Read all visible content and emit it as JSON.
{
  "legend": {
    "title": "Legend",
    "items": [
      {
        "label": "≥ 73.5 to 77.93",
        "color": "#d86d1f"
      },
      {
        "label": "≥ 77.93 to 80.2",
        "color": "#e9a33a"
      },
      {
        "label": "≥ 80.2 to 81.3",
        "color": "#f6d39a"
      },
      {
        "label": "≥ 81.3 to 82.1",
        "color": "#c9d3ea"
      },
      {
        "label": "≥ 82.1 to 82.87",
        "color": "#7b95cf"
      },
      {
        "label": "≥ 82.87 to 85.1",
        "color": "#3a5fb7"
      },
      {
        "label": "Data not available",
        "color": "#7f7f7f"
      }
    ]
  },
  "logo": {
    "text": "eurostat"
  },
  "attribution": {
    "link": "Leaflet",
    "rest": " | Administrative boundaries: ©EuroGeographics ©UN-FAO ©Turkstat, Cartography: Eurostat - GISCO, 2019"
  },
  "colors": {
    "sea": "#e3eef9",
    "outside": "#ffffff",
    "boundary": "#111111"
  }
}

---

** Exercise **
Write the complete data out, exactly as above.

** Response to this task **
Read all visible content and emit it as JSON.
{
  "legend": {
    "title": "Legend",
    "items": [
      {
        "label": "≥ 73.5 to 77.93",
        "color": "#d86d1f"
      },
      {
        "label": "≥ 77.93 to 80.2",
        "color": "#e9a33a"
      },
      {
        "label": "≥ 80.2 to 81.3",
        "color": "#f6d39a"
      },
      {
        "label": "≥ 81.3 to 82.1",
        "color": "#c9d3ea"
      },
      {
        "label": "≥ 82.1 to 82.87",
        "color": "#7b95cf"
      },
      {
        "label": "≥ 82.87 to 85.1",
        "color": "#3a5fb7"
      },
      {
        "label": "Data not available",
        "color": "#7f7f7f"
      }
    ]
  },
  "logo": {
    "text": "eurostat"
  },
  "attribution": {
    "link": "Leaflet",
    "rest": " | Administrative boundaries: ©EuroGeographics ©UN-FAO ©Turkstat, Cartography: Eurostat - GISCO, 2019"
  },
  "colors": {
    "sea": "#e3eef9",
    "outside": "#ffffff",
    "boundary": "#111111"
  }
}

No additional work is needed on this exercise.